## [TASK TO CARRY OUT]
Copy each line exactly. Drop every picture.

## [DATASET EXCERPTS]
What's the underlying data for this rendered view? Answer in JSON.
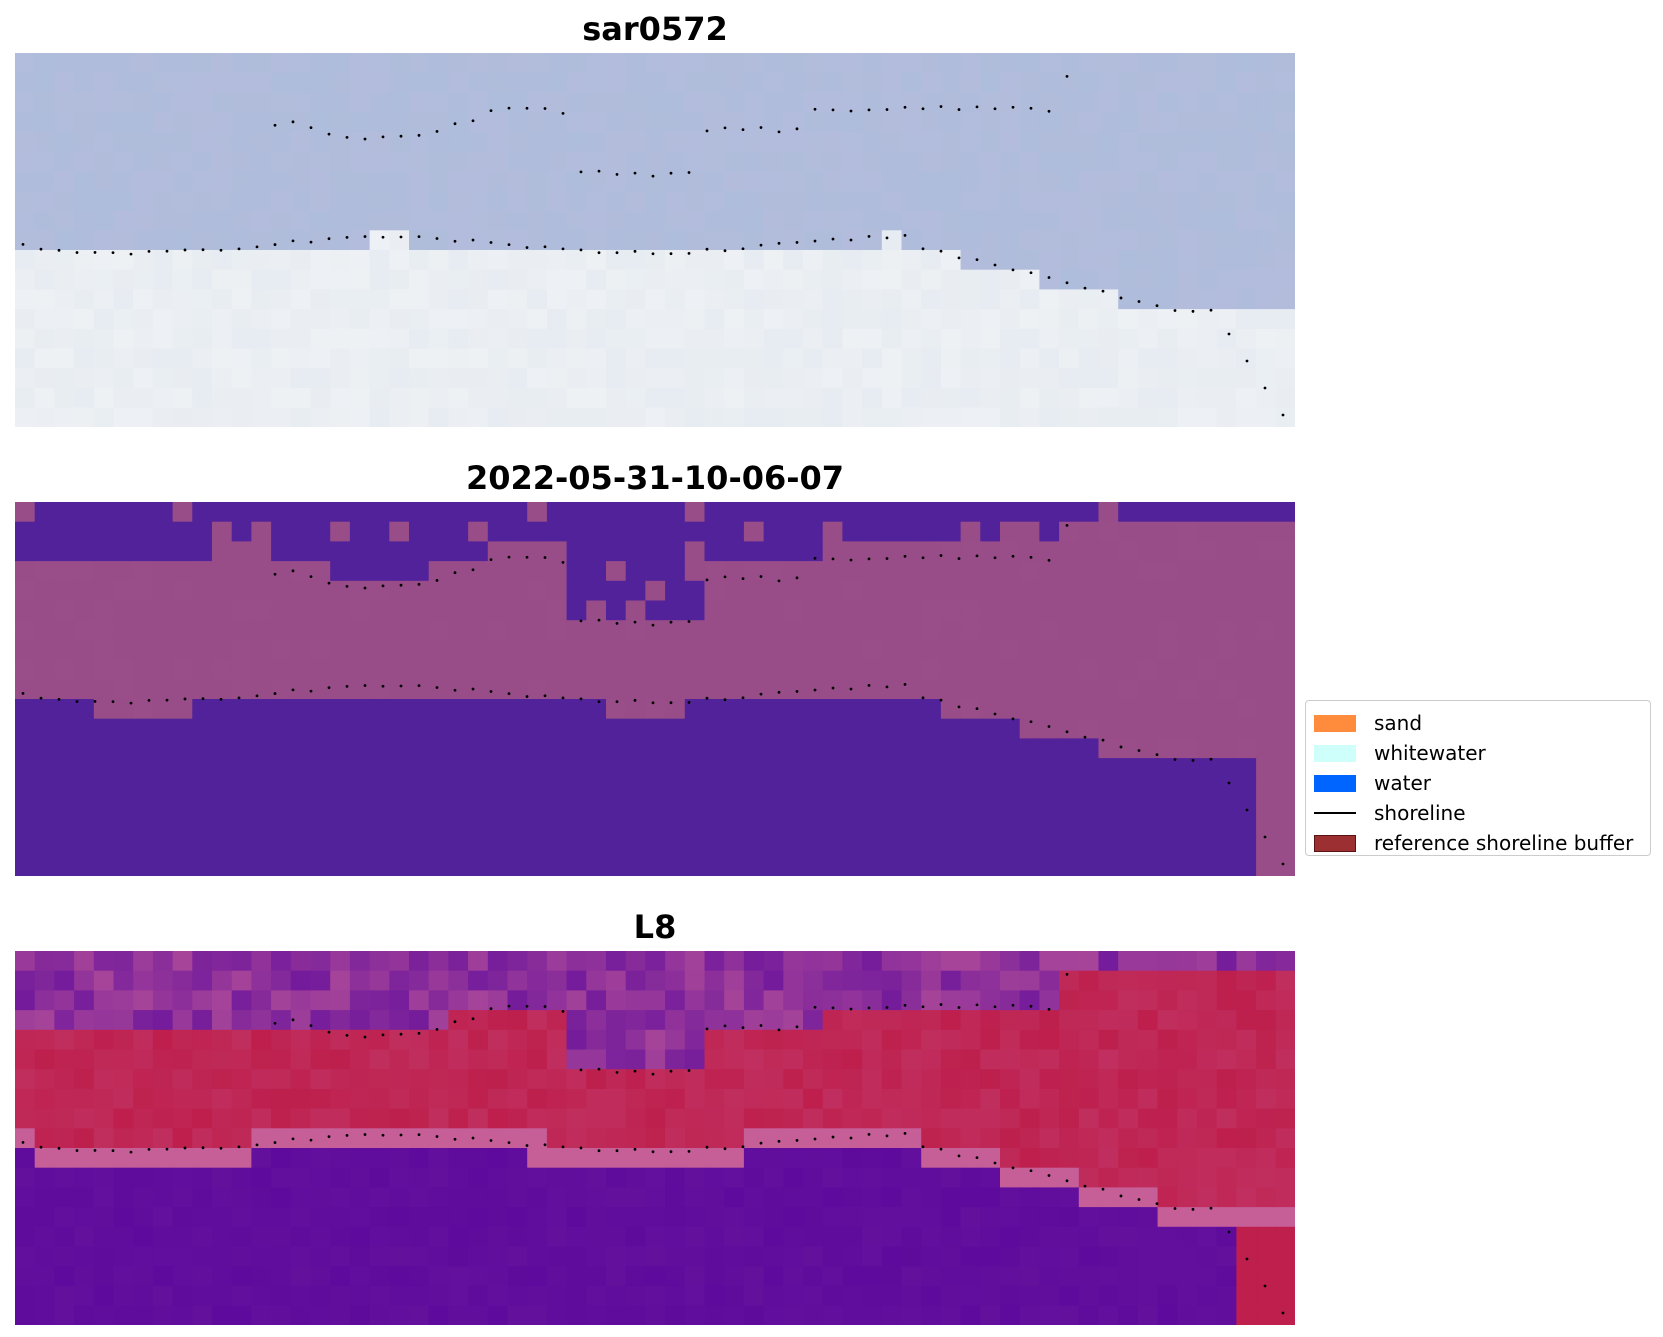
{
  "panels": [
    {
      "title": "sar0572",
      "palette": "sar"
    },
    {
      "title": "2022-05-31-10-06-07",
      "palette": "classified"
    },
    {
      "title": "L8",
      "palette": "index"
    }
  ],
  "legend": {
    "items": [
      {
        "label": "sand",
        "color": "#ff8c3c",
        "type": "patch"
      },
      {
        "label": "whitewater",
        "color": "#cffffa",
        "type": "patch"
      },
      {
        "label": "water",
        "color": "#0064ff",
        "type": "patch"
      },
      {
        "label": "shoreline",
        "color": "#000000",
        "type": "line"
      },
      {
        "label": "reference shoreline buffer",
        "color": "#9b2f31",
        "type": "patch"
      }
    ]
  },
  "colors": {
    "sar_water": "#b4bcdc",
    "sar_land": "#eef1f4",
    "class_land": "#984d88",
    "class_water": "#52229a",
    "index_water": "#5e0a9c",
    "index_land": "#be1f4c",
    "index_edge": "#c65e98",
    "shoreline_dots": "#000000"
  }
}
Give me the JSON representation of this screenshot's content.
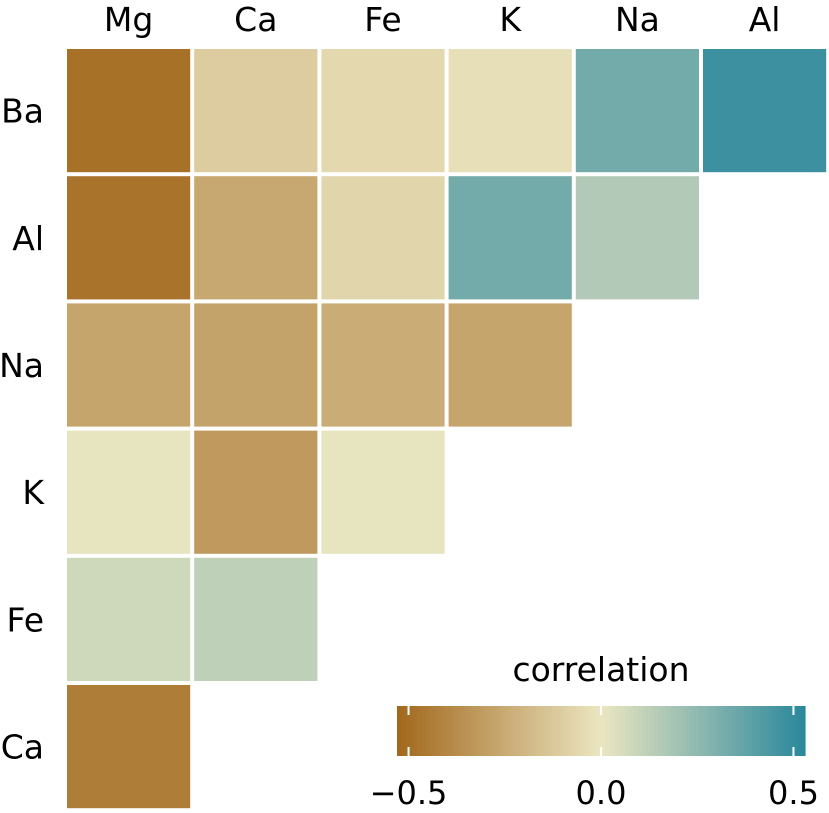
{
  "chart_data": {
    "type": "heatmap",
    "title": "",
    "columns": [
      "Mg",
      "Ca",
      "Fe",
      "K",
      "Na",
      "Al"
    ],
    "rows": [
      "Ba",
      "Al",
      "Na",
      "K",
      "Fe",
      "Ca"
    ],
    "cells": [
      {
        "row": "Ba",
        "col": "Mg",
        "value": -0.49
      },
      {
        "row": "Ba",
        "col": "Ca",
        "value": -0.11
      },
      {
        "row": "Ba",
        "col": "Fe",
        "value": -0.06
      },
      {
        "row": "Ba",
        "col": "K",
        "value": -0.03
      },
      {
        "row": "Ba",
        "col": "Na",
        "value": 0.33
      },
      {
        "row": "Ba",
        "col": "Al",
        "value": 0.48
      },
      {
        "row": "Al",
        "col": "Mg",
        "value": -0.48
      },
      {
        "row": "Al",
        "col": "Ca",
        "value": -0.26
      },
      {
        "row": "Al",
        "col": "Fe",
        "value": -0.07
      },
      {
        "row": "Al",
        "col": "K",
        "value": 0.33
      },
      {
        "row": "Al",
        "col": "Na",
        "value": 0.16
      },
      {
        "row": "Na",
        "col": "Mg",
        "value": -0.27
      },
      {
        "row": "Na",
        "col": "Ca",
        "value": -0.28
      },
      {
        "row": "Na",
        "col": "Fe",
        "value": -0.24
      },
      {
        "row": "Na",
        "col": "K",
        "value": -0.27
      },
      {
        "row": "K",
        "col": "Mg",
        "value": 0.01
      },
      {
        "row": "K",
        "col": "Ca",
        "value": -0.32
      },
      {
        "row": "K",
        "col": "Fe",
        "value": 0.01
      },
      {
        "row": "Fe",
        "col": "Mg",
        "value": 0.08
      },
      {
        "row": "Fe",
        "col": "Ca",
        "value": 0.12
      },
      {
        "row": "Ca",
        "col": "Mg",
        "value": -0.44
      }
    ],
    "legend": {
      "title": "correlation",
      "placement": "bottom-right",
      "range": [
        -0.53,
        0.53
      ],
      "ticks": [
        -0.5,
        0.0,
        0.5
      ],
      "tick_labels": [
        "−0.5",
        "0.0",
        "0.5"
      ]
    },
    "colors": {
      "low": "#a2671c",
      "mid": "#ebe6c1",
      "high": "#2a879c"
    }
  }
}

## [EXERCISE ANSWER]
What's the underlying data for this rendered view? Answer in JSON.
{
  "panels": [
    {
      "title": "sar0572",
      "palette": "sar"
    },
    {
      "title": "2022-05-31-10-06-07",
      "palette": "classified"
    },
    {
      "title": "L8",
      "palette": "index"
    }
  ],
  "legend": {
    "items": [
      {
        "label": "sand",
        "color": "#ff8c3c",
        "type": "patch"
      },
      {
        "label": "whitewater",
        "color": "#cffffa",
        "type": "patch"
      },
      {
        "label": "water",
        "color": "#0064ff",
        "type": "patch"
      },
      {
        "label": "shoreline",
        "color": "#000000",
        "type": "line"
      },
      {
        "label": "reference shoreline buffer",
        "color": "#9b2f31",
        "type": "patch"
      }
    ]
  },
  "colors": {
    "sar_water": "#b4bcdc",
    "sar_land": "#eef1f4",
    "class_land": "#984d88",
    "class_water": "#52229a",
    "index_water": "#5e0a9c",
    "index_land": "#be1f4c",
    "index_edge": "#c65e98",
    "shoreline_dots": "#000000"
  }
}
Give me the JSON representation of this screenshot's content.
{
  "chart_data": {
    "type": "heatmap",
    "title": "",
    "columns": [
      "Mg",
      "Ca",
      "Fe",
      "K",
      "Na",
      "Al"
    ],
    "rows": [
      "Ba",
      "Al",
      "Na",
      "K",
      "Fe",
      "Ca"
    ],
    "cells": [
      {
        "row": "Ba",
        "col": "Mg",
        "value": -0.49
      },
      {
        "row": "Ba",
        "col": "Ca",
        "value": -0.11
      },
      {
        "row": "Ba",
        "col": "Fe",
        "value": -0.06
      },
      {
        "row": "Ba",
        "col": "K",
        "value": -0.03
      },
      {
        "row": "Ba",
        "col": "Na",
        "value": 0.33
      },
      {
        "row": "Ba",
        "col": "Al",
        "value": 0.48
      },
      {
        "row": "Al",
        "col": "Mg",
        "value": -0.48
      },
      {
        "row": "Al",
        "col": "Ca",
        "value": -0.26
      },
      {
        "row": "Al",
        "col": "Fe",
        "value": -0.07
      },
      {
        "row": "Al",
        "col": "K",
        "value": 0.33
      },
      {
        "row": "Al",
        "col": "Na",
        "value": 0.16
      },
      {
        "row": "Na",
        "col": "Mg",
        "value": -0.27
      },
      {
        "row": "Na",
        "col": "Ca",
        "value": -0.28
      },
      {
        "row": "Na",
        "col": "Fe",
        "value": -0.24
      },
      {
        "row": "Na",
        "col": "K",
        "value": -0.27
      },
      {
        "row": "K",
        "col": "Mg",
        "value": 0.01
      },
      {
        "row": "K",
        "col": "Ca",
        "value": -0.32
      },
      {
        "row": "K",
        "col": "Fe",
        "value": 0.01
      },
      {
        "row": "Fe",
        "col": "Mg",
        "value": 0.08
      },
      {
        "row": "Fe",
        "col": "Ca",
        "value": 0.12
      },
      {
        "row": "Ca",
        "col": "Mg",
        "value": -0.44
      }
    ],
    "legend": {
      "title": "correlation",
      "placement": "bottom-right",
      "range": [
        -0.53,
        0.53
      ],
      "ticks": [
        -0.5,
        0.0,
        0.5
      ],
      "tick_labels": [
        "−0.5",
        "0.0",
        "0.5"
      ]
    },
    "colors": {
      "low": "#a2671c",
      "mid": "#ebe6c1",
      "high": "#2a879c"
    }
  }
}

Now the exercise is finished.